Begin Input for this task
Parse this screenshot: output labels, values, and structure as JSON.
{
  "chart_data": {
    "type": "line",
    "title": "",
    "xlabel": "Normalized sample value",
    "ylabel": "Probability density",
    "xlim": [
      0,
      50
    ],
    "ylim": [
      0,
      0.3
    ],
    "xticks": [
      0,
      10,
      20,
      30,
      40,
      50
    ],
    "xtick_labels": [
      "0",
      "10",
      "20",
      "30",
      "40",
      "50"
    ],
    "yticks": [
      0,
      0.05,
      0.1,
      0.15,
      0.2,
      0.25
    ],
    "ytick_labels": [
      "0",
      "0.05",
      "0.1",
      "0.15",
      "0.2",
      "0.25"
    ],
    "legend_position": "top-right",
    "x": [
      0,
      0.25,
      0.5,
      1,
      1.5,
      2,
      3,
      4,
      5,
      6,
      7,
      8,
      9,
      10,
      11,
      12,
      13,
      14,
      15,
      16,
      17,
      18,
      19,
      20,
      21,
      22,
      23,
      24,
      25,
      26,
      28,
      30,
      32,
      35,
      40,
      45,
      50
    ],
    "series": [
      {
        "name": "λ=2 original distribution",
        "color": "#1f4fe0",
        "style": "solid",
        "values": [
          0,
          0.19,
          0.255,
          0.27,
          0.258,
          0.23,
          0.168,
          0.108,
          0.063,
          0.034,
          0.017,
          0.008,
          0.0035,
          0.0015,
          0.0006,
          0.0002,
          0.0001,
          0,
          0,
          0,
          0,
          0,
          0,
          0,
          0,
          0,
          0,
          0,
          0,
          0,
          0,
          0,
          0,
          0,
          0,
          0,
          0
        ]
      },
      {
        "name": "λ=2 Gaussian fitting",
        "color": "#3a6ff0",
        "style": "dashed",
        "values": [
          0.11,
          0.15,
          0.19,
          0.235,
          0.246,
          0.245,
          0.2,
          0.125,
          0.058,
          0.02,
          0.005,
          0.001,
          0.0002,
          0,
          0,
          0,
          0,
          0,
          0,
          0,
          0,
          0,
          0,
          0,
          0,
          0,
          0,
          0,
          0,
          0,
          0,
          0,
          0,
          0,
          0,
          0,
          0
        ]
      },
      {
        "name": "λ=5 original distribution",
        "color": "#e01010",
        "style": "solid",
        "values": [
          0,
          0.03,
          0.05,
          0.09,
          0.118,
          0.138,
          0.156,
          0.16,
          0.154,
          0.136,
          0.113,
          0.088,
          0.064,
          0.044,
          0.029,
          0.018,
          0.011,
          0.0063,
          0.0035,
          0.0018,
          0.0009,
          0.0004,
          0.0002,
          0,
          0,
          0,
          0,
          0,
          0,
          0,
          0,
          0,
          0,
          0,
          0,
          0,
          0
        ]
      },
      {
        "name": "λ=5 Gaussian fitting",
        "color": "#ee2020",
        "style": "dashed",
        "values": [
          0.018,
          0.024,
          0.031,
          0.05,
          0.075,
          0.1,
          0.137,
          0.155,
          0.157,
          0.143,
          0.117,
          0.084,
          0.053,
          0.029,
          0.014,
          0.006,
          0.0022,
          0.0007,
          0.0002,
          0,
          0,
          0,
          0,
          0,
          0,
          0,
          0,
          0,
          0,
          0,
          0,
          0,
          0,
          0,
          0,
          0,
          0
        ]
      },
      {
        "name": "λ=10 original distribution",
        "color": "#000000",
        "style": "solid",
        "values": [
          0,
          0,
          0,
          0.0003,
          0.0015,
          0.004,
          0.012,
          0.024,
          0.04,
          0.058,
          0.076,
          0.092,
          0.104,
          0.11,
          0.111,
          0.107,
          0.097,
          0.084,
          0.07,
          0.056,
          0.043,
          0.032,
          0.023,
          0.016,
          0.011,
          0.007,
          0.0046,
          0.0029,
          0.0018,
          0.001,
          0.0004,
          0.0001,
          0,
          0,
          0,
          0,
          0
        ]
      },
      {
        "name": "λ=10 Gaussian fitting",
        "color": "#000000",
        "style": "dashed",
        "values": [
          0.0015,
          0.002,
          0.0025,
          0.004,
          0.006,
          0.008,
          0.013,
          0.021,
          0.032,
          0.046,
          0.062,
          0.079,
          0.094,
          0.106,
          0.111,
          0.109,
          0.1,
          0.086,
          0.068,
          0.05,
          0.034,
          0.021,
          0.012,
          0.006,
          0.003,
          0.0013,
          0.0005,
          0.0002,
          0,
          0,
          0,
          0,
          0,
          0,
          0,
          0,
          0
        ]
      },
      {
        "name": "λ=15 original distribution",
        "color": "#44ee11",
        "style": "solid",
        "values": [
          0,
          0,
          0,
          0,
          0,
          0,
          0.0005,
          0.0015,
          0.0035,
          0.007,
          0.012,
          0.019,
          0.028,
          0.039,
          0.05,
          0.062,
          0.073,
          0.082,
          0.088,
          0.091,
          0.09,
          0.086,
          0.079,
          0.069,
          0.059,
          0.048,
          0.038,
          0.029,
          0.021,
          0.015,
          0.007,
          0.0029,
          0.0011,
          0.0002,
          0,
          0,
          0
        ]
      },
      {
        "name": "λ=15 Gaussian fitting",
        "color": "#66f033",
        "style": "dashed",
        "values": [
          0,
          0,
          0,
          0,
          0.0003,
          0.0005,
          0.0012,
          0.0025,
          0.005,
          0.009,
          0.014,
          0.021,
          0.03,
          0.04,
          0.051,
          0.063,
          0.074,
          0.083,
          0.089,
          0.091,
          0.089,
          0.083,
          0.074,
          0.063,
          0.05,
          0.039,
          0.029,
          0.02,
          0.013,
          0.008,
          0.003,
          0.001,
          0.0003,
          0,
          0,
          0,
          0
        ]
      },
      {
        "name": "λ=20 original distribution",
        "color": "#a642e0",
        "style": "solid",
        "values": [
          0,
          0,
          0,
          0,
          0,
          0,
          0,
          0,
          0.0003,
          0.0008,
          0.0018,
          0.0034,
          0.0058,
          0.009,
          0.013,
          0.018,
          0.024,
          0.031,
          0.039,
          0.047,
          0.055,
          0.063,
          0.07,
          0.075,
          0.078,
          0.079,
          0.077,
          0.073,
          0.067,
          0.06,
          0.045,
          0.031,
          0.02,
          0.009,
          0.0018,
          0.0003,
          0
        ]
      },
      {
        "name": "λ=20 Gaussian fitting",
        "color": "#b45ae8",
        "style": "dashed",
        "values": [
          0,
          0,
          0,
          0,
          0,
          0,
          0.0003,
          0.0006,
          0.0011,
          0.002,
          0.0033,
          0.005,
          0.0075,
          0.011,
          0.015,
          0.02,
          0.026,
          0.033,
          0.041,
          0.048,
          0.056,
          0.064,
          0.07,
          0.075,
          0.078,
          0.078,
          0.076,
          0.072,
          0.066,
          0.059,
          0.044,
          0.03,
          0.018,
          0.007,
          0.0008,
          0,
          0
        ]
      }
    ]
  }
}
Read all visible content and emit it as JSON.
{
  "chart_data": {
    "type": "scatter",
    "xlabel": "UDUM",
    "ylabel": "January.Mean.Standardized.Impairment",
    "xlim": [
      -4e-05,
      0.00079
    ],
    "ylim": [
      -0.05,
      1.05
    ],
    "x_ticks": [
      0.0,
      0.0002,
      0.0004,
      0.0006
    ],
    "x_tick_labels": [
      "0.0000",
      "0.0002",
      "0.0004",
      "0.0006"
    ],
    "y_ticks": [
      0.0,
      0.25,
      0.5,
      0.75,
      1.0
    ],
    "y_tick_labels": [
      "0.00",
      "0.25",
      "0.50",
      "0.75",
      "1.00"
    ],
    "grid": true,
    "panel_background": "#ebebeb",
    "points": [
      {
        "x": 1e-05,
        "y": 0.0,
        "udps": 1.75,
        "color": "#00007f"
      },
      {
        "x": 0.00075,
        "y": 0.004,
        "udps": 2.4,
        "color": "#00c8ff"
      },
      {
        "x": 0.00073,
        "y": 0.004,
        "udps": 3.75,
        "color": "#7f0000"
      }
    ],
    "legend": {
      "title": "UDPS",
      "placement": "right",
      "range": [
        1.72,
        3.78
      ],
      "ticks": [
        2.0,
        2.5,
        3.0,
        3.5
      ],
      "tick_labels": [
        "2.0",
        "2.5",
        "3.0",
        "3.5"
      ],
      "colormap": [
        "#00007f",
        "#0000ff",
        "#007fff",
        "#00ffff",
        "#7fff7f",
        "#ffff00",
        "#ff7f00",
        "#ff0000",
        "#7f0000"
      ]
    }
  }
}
End Input for this task
> [Task details]
Give back only a number, the number of lines where the string "fitting" occurs.

> [Written solution]
5